* **STATED TASK**: Records follow. Copy every line with "selected".
[begin PROVIDED MATERIAL]
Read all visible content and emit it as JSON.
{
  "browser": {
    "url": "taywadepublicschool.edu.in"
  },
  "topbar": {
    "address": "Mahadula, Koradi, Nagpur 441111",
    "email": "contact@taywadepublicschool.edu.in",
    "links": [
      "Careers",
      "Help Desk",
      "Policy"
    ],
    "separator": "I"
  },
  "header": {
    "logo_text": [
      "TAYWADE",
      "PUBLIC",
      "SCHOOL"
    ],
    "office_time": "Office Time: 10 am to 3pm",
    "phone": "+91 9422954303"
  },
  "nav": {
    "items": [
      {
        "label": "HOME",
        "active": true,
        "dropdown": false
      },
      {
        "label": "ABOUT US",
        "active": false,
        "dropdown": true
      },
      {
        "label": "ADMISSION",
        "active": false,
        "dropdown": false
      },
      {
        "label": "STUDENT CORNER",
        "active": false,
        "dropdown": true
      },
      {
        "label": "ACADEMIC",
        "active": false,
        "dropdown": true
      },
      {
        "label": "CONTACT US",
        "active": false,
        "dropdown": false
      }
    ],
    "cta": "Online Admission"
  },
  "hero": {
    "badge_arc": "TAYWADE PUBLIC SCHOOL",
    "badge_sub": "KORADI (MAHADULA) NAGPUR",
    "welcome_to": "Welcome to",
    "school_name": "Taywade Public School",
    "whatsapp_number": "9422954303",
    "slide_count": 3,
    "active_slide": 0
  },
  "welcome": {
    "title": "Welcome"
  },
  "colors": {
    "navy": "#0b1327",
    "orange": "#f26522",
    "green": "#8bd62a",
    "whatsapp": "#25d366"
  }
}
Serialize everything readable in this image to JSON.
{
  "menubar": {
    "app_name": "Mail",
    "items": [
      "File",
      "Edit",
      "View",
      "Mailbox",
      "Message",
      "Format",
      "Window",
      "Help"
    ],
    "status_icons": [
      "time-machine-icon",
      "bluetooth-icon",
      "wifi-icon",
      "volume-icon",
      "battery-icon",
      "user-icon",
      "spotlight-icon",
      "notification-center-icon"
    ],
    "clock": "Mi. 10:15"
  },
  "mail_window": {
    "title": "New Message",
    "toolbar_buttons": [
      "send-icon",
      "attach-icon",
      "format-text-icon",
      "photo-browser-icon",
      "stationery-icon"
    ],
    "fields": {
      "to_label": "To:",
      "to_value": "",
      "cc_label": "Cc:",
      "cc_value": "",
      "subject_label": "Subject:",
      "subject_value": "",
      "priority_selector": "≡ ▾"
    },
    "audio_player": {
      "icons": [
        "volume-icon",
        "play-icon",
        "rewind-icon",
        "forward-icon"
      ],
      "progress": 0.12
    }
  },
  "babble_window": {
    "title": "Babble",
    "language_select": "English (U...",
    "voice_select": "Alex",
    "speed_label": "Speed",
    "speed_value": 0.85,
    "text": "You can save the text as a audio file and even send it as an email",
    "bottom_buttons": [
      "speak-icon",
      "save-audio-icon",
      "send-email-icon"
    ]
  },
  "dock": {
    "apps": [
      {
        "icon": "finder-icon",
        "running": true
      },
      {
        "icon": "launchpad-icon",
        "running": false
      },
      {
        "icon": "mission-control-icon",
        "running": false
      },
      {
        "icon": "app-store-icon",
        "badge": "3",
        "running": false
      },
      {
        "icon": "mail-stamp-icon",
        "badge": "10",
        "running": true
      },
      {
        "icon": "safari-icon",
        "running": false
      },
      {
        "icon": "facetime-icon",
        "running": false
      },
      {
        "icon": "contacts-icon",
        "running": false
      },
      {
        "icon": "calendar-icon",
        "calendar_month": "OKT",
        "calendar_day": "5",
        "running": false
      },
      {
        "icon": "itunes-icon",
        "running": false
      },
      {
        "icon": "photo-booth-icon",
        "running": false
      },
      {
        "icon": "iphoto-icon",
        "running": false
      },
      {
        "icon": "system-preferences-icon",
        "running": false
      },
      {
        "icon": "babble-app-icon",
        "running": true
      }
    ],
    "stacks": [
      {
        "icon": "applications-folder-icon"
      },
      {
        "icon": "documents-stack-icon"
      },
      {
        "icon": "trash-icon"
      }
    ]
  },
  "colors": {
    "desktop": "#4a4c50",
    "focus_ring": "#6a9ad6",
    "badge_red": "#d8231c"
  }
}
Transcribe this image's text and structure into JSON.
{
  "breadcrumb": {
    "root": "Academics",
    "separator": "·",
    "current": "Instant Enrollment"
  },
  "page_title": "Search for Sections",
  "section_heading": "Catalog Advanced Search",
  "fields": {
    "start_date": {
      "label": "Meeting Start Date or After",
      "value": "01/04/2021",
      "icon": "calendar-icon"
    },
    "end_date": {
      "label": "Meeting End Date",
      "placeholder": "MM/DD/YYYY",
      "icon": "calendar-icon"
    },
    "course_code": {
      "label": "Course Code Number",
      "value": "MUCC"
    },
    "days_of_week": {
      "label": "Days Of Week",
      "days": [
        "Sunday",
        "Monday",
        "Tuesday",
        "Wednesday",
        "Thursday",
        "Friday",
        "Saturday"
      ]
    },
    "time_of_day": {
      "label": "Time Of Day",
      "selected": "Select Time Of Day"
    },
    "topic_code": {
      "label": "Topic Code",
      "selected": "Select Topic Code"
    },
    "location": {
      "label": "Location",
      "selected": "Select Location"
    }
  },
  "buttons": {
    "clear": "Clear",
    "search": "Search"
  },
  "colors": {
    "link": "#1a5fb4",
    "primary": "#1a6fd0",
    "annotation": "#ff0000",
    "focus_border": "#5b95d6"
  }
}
[end PROVIDED MATERIAL]
* **EXPECTED ANSWER**:
      "selected": "Select Time Of Day"
      "selected": "Select Topic Code"
      "selected": "Select Location"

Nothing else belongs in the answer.